◆ TASK DETAILS:
Go through the lines below. Copy those with "桩顶标高".
[Begin DATA LISTING]
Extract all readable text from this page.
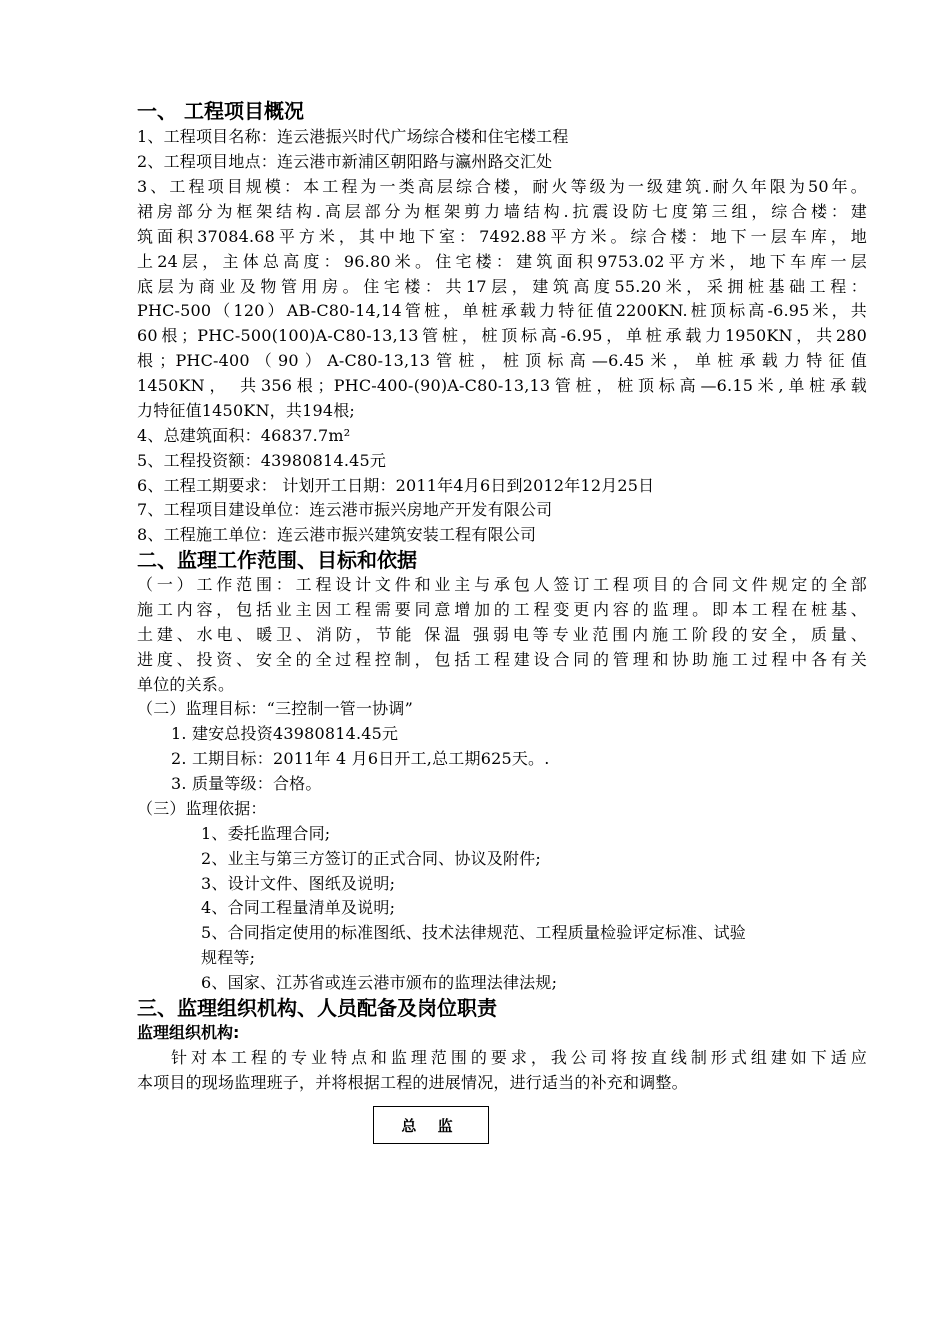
一、 工程项目概况
1、工程项目名称：连云港振兴时代广场综合楼和住宅楼工程
2、工程项目地点：连云港市新浦区朝阳路与瀛州路交汇处
3、工程项目规模：本工程为一类高层综合楼，耐火等级为一级建筑.耐久年限为50年。
裙房部分为框架结构.高层部分为框架剪力墙结构.抗震设防七度第三组，综合楼：建
筑面积37084.68平方米，其中地下室：7492.88平方米。综合楼：地下一层车库，地
上24层，主体总高度：96.80米。住宅楼：建筑面积9753.02平方米，地下车库一层
底层为商业及物管用房。住宅楼：共17层，建筑高度55.20米，采拥桩基础工程：
PHC-500（120）AB-C80-14,14管桩，单桩承载力特征值2200KN.桩顶标高-6.95米，共
60根；PHC-500(100)A-C80-13,13管桩，桩顶标高-6.95，单桩承载力1950KN，共280
根；PHC-400（90）A-C80-13,13管桩，桩顶标高—6.45米，单桩承载力特征值
1450KN， 共356根；PHC-400-(90)A-C80-13,13管桩，桩顶标高—6.15米,单桩承载
力特征值1450KN，共194根;
4、总建筑面积：46837.7m²
5、工程投资额：43980814.45元
6、工程工期要求： 计划开工日期：2011年4月6日到2012年12月25日
7、工程项目建设单位：连云港市振兴房地产开发有限公司
8、工程施工单位：连云港市振兴建筑安装工程有限公司
二、监理工作范围、目标和依据
（一）工作范围：工程设计文件和业主与承包人签订工程项目的合同文件规定的全部
施工内容，包括业主因工程需要同意增加的工程变更内容的监理。即本工程在桩基、
土建、水电、暖卫、消防，节能 保温 强弱电等专业范围内施工阶段的安全，质量、
进度、投资、安全的全过程控制，包括工程建设合同的管理和协助施工过程中各有关
单位的关系。
（二）监理目标：“三控制一管一协调”
1. 建安总投资43980814.45元
2. 工期目标：2011年 4 月6日开工,总工期625天。.
3. 质量等级：合格。
（三）监理依据：
1、委托监理合同;
2、业主与第三方签订的正式合同、协议及附件;
3、设计文件、图纸及说明;
4、合同工程量清单及说明;
5、合同指定使用的标准图纸、技术法律规范、工程质量检验评定标准、试验
规程等;
6、国家、江苏省或连云港市颁布的监理法律法规;
三、监理组织机构、人员配备及岗位职责
监理组织机构:
针对本工程的专业特点和监理范围的要求，我公司将按直线制形式组建如下适应
本项目的现场监理班子，并将根据工程的进展情况，进行适当的补充和调整。
总 监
[End DATA LISTING]
◆ WRITTEN REPLY:
PHC-500（120）AB-C80-14,14管桩，单桩承载力特征值2200KN.桩顶标高-6.95米，共
60根；PHC-500(100)A-C80-13,13管桩，桩顶标高-6.95，单桩承载力1950KN，共280
根；PHC-400（90）A-C80-13,13管桩，桩顶标高—6.45米，单桩承载力特征值
1450KN， 共356根；PHC-400-(90)A-C80-13,13管桩，桩顶标高—6.15米,单桩承载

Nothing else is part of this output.